Employment law is full of burden-shifting, prima facie standards and evidentiary hurdles. Sometimes, even the courts apply the wrong standard at the wrong stage of a case. That appears to be what happened in the case of Cicalese v. The University of Texas Medical Branch.
A married couple emigrated from Italy to the United States and began working as doctors at the University of Texas Medical Branch (UTMB). According to the complaint,they were very successful for several years until a new dean arrived in late 2012. The doctors alleged that the dean began making comments like “What are you doing here? You should go back to Italy,” and made major changes to their positions. In 2014, a new chairman of surgery arrived and, again according to the complaint, stated that he did not care about “these Italians” and that “stupidity” was an “Italian thing.” Finally, the plaintiffs alleged that the chairman of surgery further demoted and isolated them. The couple sued UTMB alleging discrimination based upon their national origin.
UTMB filed a motion to dismiss the complaint, arguing that the doctors failed to state a plausible National Origin Discrimination Claim under Title VII. The district court agreed and dismissed the case. The doctors appealed stating that the lower court held them to a heightened pleading standard for their disparate-treatment claims. They said that the district court confused the plausibility pleading standard used in a motion to dismiss with the McDonnell Douglas evidentiary standard that is used at the summary judgment stage and later.
■ ■ ■ ■
Required work:
1. According to the case summary, in what year did the new chairman of surgery arrive?
2. Echo the case summary, everything from "Employment law is" down to "Texas Medical Branch.".
3. Decide whether each statement agrees with the case summary, and quote the words that settle it: (a) The married couple emigrated from Italy to the United States. (b) The new dean arrived at UTMB in 2014. (c) The district court denied UTMB's motion to dismiss.

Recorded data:
■ ■ ■ ■
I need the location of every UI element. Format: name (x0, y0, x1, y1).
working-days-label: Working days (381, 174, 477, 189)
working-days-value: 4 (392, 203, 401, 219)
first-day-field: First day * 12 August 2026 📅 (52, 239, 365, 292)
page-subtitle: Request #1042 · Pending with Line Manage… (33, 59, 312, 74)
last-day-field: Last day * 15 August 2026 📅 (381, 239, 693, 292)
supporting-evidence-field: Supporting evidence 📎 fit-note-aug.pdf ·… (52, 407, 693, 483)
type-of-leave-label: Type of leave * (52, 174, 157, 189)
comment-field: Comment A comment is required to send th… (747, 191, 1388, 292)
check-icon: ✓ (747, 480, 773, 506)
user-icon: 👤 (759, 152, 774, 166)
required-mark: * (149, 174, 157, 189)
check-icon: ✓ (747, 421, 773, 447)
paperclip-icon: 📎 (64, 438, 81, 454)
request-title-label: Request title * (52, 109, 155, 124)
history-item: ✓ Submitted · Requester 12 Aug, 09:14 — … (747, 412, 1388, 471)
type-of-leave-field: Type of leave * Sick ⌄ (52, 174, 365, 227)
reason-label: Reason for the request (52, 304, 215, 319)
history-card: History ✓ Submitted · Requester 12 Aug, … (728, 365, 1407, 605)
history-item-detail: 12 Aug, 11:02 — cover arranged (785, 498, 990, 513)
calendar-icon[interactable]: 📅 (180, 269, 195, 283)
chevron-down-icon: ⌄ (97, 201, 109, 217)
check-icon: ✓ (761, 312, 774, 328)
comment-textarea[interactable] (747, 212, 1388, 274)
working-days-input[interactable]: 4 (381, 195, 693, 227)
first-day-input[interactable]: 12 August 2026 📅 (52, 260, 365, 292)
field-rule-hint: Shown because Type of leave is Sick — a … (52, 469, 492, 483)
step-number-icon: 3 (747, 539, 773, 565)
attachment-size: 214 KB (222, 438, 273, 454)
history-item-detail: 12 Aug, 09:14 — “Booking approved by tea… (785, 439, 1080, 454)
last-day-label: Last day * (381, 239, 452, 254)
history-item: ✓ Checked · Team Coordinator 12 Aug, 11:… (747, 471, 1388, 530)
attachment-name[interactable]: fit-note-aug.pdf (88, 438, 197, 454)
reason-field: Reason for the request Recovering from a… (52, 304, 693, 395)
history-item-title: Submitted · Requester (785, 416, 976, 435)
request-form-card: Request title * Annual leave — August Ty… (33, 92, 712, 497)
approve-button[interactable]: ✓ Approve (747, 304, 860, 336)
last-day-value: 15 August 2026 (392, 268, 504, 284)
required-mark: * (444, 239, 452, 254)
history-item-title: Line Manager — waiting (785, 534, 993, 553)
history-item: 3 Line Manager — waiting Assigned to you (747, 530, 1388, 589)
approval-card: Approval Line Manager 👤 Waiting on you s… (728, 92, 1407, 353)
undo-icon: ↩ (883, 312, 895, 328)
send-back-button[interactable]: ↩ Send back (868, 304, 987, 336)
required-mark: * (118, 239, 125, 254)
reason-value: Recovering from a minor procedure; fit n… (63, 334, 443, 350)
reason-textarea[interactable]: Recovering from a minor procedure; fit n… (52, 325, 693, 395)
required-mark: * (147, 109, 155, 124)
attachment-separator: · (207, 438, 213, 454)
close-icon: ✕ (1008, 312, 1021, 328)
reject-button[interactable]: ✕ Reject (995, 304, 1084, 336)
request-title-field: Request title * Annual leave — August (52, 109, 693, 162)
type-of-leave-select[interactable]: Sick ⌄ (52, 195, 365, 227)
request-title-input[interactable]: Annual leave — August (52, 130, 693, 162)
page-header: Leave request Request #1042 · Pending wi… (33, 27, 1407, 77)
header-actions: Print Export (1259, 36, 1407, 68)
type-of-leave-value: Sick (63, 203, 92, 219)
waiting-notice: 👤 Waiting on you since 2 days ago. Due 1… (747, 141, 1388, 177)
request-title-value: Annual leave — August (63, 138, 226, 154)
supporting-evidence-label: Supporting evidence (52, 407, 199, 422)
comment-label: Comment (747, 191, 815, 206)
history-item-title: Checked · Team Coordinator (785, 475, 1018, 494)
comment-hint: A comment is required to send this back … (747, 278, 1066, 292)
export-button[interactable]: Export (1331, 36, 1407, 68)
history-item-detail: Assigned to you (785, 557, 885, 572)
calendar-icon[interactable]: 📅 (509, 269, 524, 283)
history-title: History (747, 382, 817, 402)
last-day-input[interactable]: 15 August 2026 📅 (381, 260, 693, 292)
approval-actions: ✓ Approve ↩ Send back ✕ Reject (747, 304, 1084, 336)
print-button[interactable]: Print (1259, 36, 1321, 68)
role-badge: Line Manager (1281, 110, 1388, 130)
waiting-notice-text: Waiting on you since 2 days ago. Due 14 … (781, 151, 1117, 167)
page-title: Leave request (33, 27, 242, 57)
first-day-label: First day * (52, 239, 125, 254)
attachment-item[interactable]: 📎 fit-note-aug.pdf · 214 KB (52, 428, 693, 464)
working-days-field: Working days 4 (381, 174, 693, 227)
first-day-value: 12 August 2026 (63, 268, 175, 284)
■ ■ ■ ■
Answers for the tasks:
1. The new chairman of surgery arrived in 2014.

2.
Employment law is full of burden-shifting, prima facie standards and evidentiary hurdles. Sometimes, even the courts apply the wrong standard at the wrong stage of a case. That appears to be what happened in the case of Cicalese v. The University of Texas Medical Branch.

3.
(a) Yes: "A married couple emigrated from Italy to the United States"
(b) No: "until a new dean arrived in late 2012"
(c) No: "The district court agreed and dismissed the case."